# [EXERCISE DIRECTIONS]
Find each line with the word "name" and copy it.

»»

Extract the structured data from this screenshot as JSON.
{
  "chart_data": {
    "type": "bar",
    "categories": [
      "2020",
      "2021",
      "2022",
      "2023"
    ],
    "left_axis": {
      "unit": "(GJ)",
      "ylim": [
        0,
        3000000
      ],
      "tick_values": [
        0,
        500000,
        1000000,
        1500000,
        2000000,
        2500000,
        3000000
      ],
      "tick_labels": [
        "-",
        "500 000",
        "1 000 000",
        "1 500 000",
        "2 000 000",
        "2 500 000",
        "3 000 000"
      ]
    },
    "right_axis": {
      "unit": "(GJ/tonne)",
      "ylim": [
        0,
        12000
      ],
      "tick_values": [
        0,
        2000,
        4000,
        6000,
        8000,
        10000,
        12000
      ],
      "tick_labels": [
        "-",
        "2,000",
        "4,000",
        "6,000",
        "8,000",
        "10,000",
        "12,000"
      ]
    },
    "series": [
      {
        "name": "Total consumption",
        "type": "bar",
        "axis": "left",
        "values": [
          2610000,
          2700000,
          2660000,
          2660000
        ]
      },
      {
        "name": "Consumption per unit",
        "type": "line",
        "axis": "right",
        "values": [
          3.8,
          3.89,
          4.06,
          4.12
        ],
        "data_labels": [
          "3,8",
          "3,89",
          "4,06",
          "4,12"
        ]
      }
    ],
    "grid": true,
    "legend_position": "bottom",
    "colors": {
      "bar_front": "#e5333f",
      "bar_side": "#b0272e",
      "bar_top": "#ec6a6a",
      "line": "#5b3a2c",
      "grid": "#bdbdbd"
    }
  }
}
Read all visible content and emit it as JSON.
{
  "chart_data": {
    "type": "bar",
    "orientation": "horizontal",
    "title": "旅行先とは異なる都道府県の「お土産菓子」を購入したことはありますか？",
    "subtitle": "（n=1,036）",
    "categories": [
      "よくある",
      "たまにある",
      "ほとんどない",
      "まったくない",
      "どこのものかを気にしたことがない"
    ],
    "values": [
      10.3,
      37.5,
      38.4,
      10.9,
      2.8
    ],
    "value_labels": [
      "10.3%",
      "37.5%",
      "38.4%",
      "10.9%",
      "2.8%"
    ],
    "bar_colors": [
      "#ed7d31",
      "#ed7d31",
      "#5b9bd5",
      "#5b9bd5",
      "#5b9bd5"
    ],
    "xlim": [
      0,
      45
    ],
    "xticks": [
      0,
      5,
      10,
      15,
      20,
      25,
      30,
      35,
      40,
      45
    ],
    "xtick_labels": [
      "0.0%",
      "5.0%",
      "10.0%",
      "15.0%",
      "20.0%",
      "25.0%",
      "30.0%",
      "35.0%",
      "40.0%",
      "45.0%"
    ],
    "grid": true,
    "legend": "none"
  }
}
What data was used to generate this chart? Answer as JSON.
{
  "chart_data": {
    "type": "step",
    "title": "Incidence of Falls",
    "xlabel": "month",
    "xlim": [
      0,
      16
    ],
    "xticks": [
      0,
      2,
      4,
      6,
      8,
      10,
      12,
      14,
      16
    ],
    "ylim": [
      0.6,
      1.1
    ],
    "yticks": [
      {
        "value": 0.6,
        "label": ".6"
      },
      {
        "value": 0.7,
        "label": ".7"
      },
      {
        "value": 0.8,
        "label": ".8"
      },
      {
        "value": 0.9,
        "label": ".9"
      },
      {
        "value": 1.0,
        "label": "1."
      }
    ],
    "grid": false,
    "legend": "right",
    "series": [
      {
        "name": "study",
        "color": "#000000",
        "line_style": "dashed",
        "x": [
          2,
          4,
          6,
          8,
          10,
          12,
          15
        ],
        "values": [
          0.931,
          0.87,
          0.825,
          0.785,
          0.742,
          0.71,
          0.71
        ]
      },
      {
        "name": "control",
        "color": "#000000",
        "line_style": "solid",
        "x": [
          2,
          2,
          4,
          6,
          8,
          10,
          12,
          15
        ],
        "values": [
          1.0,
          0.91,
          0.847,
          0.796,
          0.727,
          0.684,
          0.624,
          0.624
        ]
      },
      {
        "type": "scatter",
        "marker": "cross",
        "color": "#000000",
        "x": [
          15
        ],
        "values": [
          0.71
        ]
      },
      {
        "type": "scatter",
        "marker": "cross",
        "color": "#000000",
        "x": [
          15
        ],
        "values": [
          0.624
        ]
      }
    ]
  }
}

««

# [RESULT OF THE TASK]
        "name": "Total consumption",
        "name": "Consumption per unit",
        "name": "study",
        "name": "control",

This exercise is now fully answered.